### Exercise task:
Reproduce the listing below word for word, with no pictures.

....

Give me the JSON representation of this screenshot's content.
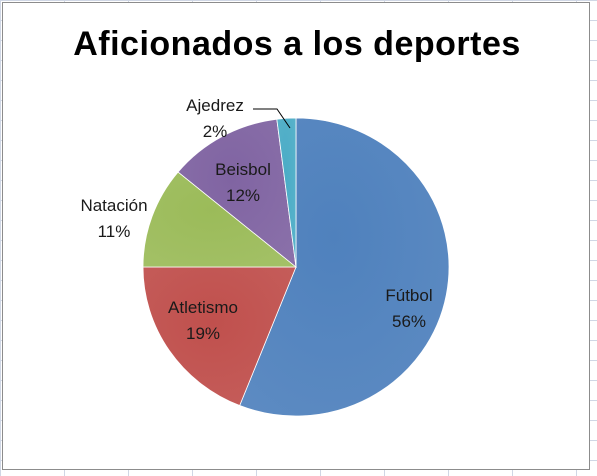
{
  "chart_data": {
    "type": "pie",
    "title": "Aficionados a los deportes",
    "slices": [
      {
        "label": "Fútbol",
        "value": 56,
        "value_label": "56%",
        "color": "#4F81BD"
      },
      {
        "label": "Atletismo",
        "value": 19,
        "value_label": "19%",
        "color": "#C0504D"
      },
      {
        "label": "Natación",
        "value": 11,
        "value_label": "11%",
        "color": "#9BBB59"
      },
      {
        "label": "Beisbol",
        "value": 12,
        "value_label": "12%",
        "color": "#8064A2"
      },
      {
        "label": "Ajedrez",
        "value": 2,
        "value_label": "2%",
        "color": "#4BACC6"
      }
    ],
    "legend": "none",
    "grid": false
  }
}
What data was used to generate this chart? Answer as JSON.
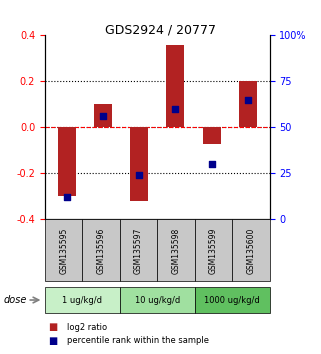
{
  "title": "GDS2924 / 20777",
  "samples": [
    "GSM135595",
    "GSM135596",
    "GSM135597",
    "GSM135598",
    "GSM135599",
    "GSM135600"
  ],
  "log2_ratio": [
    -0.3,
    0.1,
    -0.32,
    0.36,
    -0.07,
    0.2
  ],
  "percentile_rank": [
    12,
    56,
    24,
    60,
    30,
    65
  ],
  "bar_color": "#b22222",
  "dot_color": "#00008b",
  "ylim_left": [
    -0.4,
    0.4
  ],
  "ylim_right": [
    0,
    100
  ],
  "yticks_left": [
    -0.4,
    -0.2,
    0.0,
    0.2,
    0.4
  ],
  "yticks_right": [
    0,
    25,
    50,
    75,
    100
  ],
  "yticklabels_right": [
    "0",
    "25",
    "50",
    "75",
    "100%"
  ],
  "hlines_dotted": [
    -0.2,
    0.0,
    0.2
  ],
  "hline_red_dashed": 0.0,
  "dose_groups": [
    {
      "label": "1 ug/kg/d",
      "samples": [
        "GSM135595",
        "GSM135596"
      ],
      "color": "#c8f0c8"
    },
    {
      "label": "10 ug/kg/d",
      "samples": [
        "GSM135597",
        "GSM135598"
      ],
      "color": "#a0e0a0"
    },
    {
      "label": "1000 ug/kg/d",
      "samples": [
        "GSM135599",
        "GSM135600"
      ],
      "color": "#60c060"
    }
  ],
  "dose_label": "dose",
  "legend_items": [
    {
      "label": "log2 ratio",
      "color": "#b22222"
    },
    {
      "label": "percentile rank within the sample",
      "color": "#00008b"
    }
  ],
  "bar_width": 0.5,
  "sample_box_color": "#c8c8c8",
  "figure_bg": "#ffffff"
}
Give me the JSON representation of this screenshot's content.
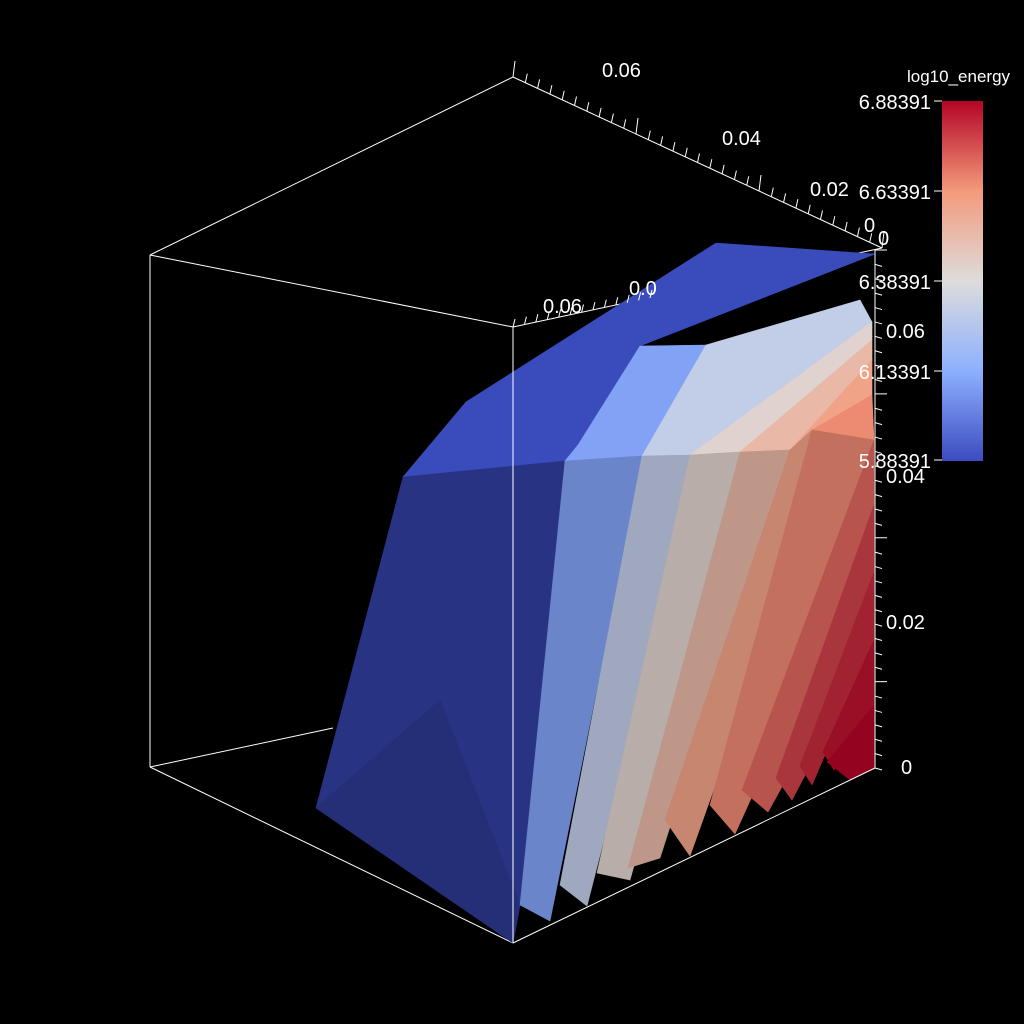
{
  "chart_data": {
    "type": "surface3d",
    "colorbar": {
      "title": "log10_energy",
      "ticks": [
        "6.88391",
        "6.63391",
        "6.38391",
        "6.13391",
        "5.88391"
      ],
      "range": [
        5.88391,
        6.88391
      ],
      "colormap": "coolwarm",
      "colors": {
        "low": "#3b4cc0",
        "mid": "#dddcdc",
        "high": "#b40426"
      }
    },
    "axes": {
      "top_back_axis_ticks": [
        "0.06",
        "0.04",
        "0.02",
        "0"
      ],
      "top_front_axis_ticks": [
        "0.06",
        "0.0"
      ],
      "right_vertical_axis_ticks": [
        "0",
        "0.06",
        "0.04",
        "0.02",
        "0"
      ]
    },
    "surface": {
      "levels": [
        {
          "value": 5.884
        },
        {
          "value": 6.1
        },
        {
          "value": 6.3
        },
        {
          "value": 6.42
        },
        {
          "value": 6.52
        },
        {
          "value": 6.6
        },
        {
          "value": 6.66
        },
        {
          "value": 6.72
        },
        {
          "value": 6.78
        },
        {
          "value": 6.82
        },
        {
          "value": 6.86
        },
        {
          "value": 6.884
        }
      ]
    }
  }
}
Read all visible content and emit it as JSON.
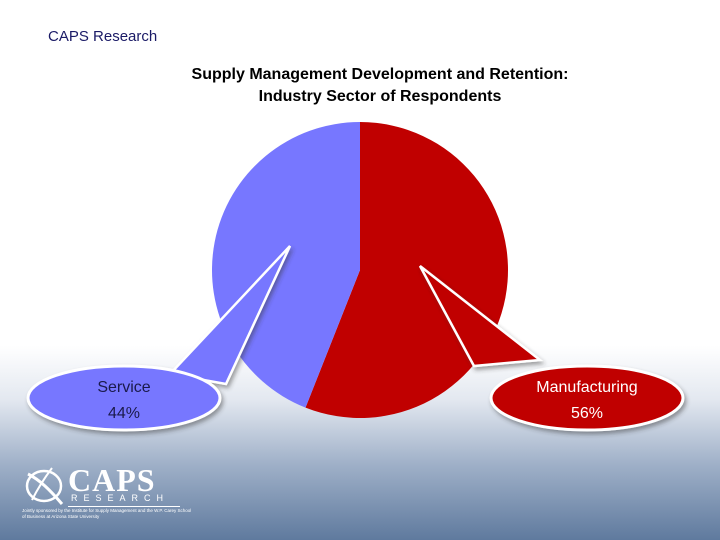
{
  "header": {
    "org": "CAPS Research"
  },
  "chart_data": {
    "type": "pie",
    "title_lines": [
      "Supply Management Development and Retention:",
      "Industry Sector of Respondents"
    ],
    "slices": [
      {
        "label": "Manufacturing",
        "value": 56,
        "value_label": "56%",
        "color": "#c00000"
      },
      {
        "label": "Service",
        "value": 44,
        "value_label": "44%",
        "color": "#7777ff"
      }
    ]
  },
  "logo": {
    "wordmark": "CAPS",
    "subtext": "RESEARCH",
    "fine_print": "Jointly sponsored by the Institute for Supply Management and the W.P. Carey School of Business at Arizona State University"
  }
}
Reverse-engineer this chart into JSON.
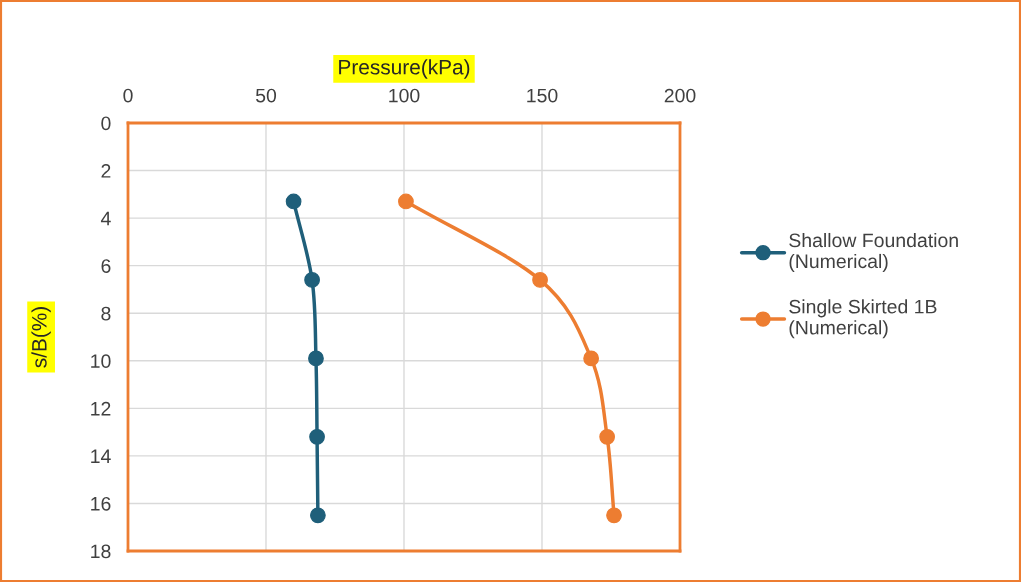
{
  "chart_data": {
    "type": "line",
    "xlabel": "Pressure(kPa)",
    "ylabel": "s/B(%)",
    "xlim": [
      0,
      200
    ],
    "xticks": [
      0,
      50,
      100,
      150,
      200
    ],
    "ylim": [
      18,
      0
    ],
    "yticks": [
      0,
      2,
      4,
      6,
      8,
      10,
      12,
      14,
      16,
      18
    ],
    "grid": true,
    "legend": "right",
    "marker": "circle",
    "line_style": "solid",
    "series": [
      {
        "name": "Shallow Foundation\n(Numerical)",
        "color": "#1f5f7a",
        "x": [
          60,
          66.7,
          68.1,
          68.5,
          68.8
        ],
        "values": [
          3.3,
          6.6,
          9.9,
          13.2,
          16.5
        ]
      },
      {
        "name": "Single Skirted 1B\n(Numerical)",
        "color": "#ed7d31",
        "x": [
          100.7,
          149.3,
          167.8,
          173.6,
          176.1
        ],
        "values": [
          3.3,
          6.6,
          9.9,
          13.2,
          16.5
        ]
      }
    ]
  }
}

....

### Correct result:
Give me the JSON representation of this screenshot's content.
{
  "chart_data": {
    "type": "pie",
    "title": "Aficionados a los deportes",
    "slices": [
      {
        "label": "Fútbol",
        "value": 56,
        "value_label": "56%",
        "color": "#4F81BD"
      },
      {
        "label": "Atletismo",
        "value": 19,
        "value_label": "19%",
        "color": "#C0504D"
      },
      {
        "label": "Natación",
        "value": 11,
        "value_label": "11%",
        "color": "#9BBB59"
      },
      {
        "label": "Beisbol",
        "value": 12,
        "value_label": "12%",
        "color": "#8064A2"
      },
      {
        "label": "Ajedrez",
        "value": 2,
        "value_label": "2%",
        "color": "#4BACC6"
      }
    ],
    "legend": "none",
    "grid": false
  }
}
What data was used to generate this chart? Answer as JSON.
{
  "title": "GDS2924 / 20777",
  "samples": [
    "GSM135595",
    "GSM135596",
    "GSM135597",
    "GSM135598",
    "GSM135599",
    "GSM135600"
  ],
  "log2_ratio": [
    -0.3,
    0.1,
    -0.32,
    0.36,
    -0.07,
    0.2
  ],
  "percentile_rank": [
    12,
    56,
    24,
    60,
    30,
    65
  ],
  "bar_color": "#b22222",
  "dot_color": "#00008b",
  "ylim_left": [
    -0.4,
    0.4
  ],
  "ylim_right": [
    0,
    100
  ],
  "yticks_left": [
    -0.4,
    -0.2,
    0.0,
    0.2,
    0.4
  ],
  "yticks_right": [
    0,
    25,
    50,
    75,
    100
  ],
  "yticklabels_right": [
    "0",
    "25",
    "50",
    "75",
    "100%"
  ],
  "hlines_dotted": [
    -0.2,
    0.0,
    0.2
  ],
  "hline_red_dashed": 0.0,
  "dose_groups": [
    {
      "label": "1 ug/kg/d",
      "samples": [
        "GSM135595",
        "GSM135596"
      ],
      "color": "#c8f0c8"
    },
    {
      "label": "10 ug/kg/d",
      "samples": [
        "GSM135597",
        "GSM135598"
      ],
      "color": "#a0e0a0"
    },
    {
      "label": "1000 ug/kg/d",
      "samples": [
        "GSM135599",
        "GSM135600"
      ],
      "color": "#60c060"
    }
  ],
  "dose_label": "dose",
  "legend_items": [
    {
      "label": "log2 ratio",
      "color": "#b22222"
    },
    {
      "label": "percentile rank within the sample",
      "color": "#00008b"
    }
  ],
  "bar_width": 0.5,
  "sample_box_color": "#c8c8c8",
  "figure_bg": "#ffffff"
}
Give me the JSON representation of this screenshot's content.
{
  "chart_data": {
    "type": "surface3d",
    "colorbar": {
      "title": "log10_energy",
      "ticks": [
        "6.88391",
        "6.63391",
        "6.38391",
        "6.13391",
        "5.88391"
      ],
      "range": [
        5.88391,
        6.88391
      ],
      "colormap": "coolwarm",
      "colors": {
        "low": "#3b4cc0",
        "mid": "#dddcdc",
        "high": "#b40426"
      }
    },
    "axes": {
      "top_back_axis_ticks": [
        "0.06",
        "0.04",
        "0.02",
        "0"
      ],
      "top_front_axis_ticks": [
        "0.06",
        "0.0"
      ],
      "right_vertical_axis_ticks": [
        "0",
        "0.06",
        "0.04",
        "0.02",
        "0"
      ]
    },
    "surface": {
      "levels": [
        {
          "value": 5.884
        },
        {
          "value": 6.1
        },
        {
          "value": 6.3
        },
        {
          "value": 6.42
        },
        {
          "value": 6.52
        },
        {
          "value": 6.6
        },
        {
          "value": 6.66
        },
        {
          "value": 6.72
        },
        {
          "value": 6.78
        },
        {
          "value": 6.82
        },
        {
          "value": 6.86
        },
        {
          "value": 6.884
        }
      ]
    }
  }
}
Read all visible content and emit it as JSON.
{
  "header": {
    "org": "CAPS Research"
  },
  "chart_data": {
    "type": "pie",
    "title_lines": [
      "Supply Management Development and Retention:",
      "Industry Sector of Respondents"
    ],
    "slices": [
      {
        "label": "Manufacturing",
        "value": 56,
        "value_label": "56%",
        "color": "#c00000"
      },
      {
        "label": "Service",
        "value": 44,
        "value_label": "44%",
        "color": "#7777ff"
      }
    ]
  },
  "logo": {
    "wordmark": "CAPS",
    "subtext": "RESEARCH",
    "fine_print": "Jointly sponsored by the Institute for Supply Management and the W.P. Carey School of Business at Arizona State University"
  }
}
Reverse-engineer this chart into JSON.
{
  "chart_data": {
    "type": "line",
    "xlabel": "Pressure(kPa)",
    "ylabel": "s/B(%)",
    "xlim": [
      0,
      200
    ],
    "xticks": [
      0,
      50,
      100,
      150,
      200
    ],
    "ylim": [
      18,
      0
    ],
    "yticks": [
      0,
      2,
      4,
      6,
      8,
      10,
      12,
      14,
      16,
      18
    ],
    "grid": true,
    "legend": "right",
    "marker": "circle",
    "line_style": "solid",
    "series": [
      {
        "name": "Shallow Foundation\n(Numerical)",
        "color": "#1f5f7a",
        "x": [
          60,
          66.7,
          68.1,
          68.5,
          68.8
        ],
        "values": [
          3.3,
          6.6,
          9.9,
          13.2,
          16.5
        ]
      },
      {
        "name": "Single Skirted 1B\n(Numerical)",
        "color": "#ed7d31",
        "x": [
          100.7,
          149.3,
          167.8,
          173.6,
          176.1
        ],
        "values": [
          3.3,
          6.6,
          9.9,
          13.2,
          16.5
        ]
      }
    ]
  }
}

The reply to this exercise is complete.